--- Record list ---
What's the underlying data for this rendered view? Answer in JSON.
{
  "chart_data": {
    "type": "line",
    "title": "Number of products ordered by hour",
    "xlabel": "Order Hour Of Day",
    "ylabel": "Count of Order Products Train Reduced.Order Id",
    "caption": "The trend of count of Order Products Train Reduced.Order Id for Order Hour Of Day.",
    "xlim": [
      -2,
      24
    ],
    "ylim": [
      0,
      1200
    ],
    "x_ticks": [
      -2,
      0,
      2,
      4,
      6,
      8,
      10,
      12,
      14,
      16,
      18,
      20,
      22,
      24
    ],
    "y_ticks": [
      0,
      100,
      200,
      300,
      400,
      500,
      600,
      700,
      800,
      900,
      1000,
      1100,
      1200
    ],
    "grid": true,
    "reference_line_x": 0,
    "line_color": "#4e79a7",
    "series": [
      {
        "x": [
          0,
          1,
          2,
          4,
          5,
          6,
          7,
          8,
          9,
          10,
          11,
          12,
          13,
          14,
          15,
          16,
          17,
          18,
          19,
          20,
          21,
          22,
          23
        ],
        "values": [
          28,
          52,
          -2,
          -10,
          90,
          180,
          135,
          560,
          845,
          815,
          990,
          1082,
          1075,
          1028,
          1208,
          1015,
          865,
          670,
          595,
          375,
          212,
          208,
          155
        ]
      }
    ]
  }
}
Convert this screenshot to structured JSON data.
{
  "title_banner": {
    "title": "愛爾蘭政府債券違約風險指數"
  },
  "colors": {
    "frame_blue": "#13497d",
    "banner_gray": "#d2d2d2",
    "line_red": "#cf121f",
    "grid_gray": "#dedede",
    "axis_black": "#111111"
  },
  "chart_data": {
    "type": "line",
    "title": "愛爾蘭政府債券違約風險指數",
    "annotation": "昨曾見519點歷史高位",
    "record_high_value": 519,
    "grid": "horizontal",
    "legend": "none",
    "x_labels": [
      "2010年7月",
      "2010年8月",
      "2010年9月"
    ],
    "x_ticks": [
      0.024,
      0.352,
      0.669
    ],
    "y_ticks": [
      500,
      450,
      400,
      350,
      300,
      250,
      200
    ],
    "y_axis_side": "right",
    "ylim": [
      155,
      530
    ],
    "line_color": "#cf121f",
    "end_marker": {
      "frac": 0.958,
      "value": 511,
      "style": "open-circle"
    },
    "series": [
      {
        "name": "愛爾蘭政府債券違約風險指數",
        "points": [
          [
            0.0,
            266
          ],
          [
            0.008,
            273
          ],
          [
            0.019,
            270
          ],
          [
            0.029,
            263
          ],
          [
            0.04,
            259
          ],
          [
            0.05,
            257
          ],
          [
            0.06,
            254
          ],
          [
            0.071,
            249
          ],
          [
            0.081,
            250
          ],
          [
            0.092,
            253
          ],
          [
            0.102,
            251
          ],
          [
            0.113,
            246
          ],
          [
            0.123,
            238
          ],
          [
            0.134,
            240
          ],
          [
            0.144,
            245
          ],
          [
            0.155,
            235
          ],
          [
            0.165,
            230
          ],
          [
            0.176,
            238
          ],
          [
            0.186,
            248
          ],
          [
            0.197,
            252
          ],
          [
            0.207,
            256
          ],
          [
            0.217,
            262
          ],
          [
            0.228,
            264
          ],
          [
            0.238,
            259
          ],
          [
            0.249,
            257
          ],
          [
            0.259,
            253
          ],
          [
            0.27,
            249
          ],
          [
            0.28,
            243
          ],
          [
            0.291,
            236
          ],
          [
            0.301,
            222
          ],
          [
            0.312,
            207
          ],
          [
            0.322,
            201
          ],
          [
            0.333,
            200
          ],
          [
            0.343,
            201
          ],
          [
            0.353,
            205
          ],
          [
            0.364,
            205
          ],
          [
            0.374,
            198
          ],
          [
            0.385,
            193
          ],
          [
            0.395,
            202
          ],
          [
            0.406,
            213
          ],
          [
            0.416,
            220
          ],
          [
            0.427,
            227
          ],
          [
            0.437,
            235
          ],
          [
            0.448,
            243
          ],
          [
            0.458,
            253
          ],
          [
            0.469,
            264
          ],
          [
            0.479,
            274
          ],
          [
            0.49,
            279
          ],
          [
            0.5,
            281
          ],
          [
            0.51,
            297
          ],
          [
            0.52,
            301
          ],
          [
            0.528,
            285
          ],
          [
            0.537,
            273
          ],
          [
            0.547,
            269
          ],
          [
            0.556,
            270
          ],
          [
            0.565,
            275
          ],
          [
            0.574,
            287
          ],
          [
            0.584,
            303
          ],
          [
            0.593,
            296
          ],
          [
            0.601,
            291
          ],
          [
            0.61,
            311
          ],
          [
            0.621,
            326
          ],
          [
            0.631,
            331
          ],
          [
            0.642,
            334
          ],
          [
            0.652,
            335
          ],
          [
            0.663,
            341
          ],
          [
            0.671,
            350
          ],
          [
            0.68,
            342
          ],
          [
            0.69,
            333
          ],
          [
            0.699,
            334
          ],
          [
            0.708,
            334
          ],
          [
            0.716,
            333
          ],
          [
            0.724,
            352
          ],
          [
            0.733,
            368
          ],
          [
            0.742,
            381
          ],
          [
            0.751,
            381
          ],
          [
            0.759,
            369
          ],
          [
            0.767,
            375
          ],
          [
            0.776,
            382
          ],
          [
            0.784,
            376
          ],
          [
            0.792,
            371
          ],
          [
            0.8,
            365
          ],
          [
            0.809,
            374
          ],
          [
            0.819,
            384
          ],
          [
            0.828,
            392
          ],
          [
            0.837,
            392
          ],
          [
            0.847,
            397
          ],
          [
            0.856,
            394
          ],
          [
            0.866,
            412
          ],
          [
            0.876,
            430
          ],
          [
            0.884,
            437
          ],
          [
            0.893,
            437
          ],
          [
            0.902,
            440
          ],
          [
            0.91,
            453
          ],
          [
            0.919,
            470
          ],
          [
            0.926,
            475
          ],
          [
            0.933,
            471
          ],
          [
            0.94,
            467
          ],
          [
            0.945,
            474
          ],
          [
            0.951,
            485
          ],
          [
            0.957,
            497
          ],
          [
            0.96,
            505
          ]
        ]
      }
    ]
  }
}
---
> **Task to complete**
Above is a listing; report how many of its lines include the word "Train", giving the number only.

> **Written reply**
2